- Work to complete
Reproduce the stretch from the start of the rows through the line containing "82, 14, 86]", changing every occurrence of "trace-point" to "trace-marker" and leaving all else as it is.

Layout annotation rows

• • • • • • •

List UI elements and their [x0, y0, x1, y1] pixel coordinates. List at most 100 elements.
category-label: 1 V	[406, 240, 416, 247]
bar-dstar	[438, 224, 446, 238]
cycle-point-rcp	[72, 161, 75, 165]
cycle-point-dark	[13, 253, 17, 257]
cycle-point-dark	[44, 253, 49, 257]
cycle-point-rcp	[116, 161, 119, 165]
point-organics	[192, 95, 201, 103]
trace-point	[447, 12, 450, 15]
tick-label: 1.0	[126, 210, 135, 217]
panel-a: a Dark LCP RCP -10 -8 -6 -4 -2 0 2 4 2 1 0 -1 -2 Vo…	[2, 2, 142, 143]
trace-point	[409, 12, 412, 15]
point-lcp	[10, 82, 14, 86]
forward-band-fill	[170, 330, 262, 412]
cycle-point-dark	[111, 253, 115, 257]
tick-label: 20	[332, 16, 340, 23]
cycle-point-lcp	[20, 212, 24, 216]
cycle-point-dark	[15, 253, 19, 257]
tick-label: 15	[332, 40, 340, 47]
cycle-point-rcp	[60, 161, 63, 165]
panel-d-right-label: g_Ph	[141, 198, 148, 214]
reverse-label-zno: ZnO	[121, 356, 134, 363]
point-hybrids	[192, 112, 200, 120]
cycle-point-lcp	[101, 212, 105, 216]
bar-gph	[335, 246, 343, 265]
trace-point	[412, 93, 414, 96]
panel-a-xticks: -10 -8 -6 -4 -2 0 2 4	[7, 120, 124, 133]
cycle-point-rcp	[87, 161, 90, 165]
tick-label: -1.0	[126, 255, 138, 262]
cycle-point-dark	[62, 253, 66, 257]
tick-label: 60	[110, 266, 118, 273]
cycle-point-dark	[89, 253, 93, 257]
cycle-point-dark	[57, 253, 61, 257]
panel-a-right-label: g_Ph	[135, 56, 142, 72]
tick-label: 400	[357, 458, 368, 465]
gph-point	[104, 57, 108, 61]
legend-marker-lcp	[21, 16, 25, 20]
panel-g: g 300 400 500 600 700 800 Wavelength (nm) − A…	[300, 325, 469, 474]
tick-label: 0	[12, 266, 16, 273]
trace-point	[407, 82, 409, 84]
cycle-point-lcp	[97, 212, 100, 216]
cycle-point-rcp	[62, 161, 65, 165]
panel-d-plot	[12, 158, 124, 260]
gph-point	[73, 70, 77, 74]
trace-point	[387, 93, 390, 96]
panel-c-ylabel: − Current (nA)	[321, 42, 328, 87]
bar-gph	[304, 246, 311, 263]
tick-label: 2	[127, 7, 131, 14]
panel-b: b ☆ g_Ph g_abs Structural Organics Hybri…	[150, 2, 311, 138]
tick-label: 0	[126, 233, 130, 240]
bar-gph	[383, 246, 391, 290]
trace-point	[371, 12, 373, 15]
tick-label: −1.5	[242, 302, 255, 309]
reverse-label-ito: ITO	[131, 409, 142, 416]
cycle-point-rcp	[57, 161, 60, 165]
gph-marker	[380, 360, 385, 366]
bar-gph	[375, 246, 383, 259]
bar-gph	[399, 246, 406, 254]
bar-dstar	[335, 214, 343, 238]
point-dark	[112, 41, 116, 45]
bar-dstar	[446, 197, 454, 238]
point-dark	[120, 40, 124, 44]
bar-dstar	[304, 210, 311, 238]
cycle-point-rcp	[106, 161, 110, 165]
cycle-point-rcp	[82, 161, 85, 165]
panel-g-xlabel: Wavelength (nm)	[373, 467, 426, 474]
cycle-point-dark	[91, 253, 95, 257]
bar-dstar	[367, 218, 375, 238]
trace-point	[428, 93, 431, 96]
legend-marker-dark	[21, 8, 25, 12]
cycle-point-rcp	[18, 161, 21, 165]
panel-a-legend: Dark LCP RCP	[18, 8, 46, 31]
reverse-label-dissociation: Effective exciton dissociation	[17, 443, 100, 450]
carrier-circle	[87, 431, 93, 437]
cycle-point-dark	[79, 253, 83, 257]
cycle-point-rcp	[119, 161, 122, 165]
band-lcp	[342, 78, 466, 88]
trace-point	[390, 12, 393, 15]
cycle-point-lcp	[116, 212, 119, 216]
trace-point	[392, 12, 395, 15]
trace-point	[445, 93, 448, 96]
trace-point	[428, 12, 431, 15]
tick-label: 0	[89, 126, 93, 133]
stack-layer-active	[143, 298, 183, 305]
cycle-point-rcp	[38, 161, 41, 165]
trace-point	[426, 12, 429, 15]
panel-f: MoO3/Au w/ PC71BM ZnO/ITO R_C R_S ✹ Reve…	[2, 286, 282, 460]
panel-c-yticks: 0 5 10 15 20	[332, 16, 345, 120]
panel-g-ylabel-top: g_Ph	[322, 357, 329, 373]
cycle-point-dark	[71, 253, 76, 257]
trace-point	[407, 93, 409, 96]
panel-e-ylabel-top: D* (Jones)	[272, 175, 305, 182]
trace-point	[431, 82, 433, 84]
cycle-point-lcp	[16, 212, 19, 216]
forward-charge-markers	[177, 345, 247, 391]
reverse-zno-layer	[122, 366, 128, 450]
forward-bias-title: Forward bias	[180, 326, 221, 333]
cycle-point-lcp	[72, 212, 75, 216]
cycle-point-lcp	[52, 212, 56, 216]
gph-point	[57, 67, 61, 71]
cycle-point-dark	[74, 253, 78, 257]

• • • • • • •

- Result of the exercise
List UI elements and their [x0, y0, x1, y1] pixel coordinates. List at most 100 elements.
category-label: 1 V	[406, 240, 416, 247]
bar-dstar	[438, 224, 446, 238]
cycle-point-rcp	[72, 161, 75, 165]
cycle-point-dark	[13, 253, 17, 257]
cycle-point-dark	[44, 253, 49, 257]
cycle-point-rcp	[116, 161, 119, 165]
point-organics	[192, 95, 201, 103]
trace-marker	[447, 12, 450, 15]
tick-label: 1.0	[126, 210, 135, 217]
panel-a: a Dark LCP RCP -10 -8 -6 -4 -2 0 2 4 2 1 0 -1 -2 Vo…	[2, 2, 142, 143]
trace-marker	[409, 12, 412, 15]
point-lcp	[10, 82, 14, 86]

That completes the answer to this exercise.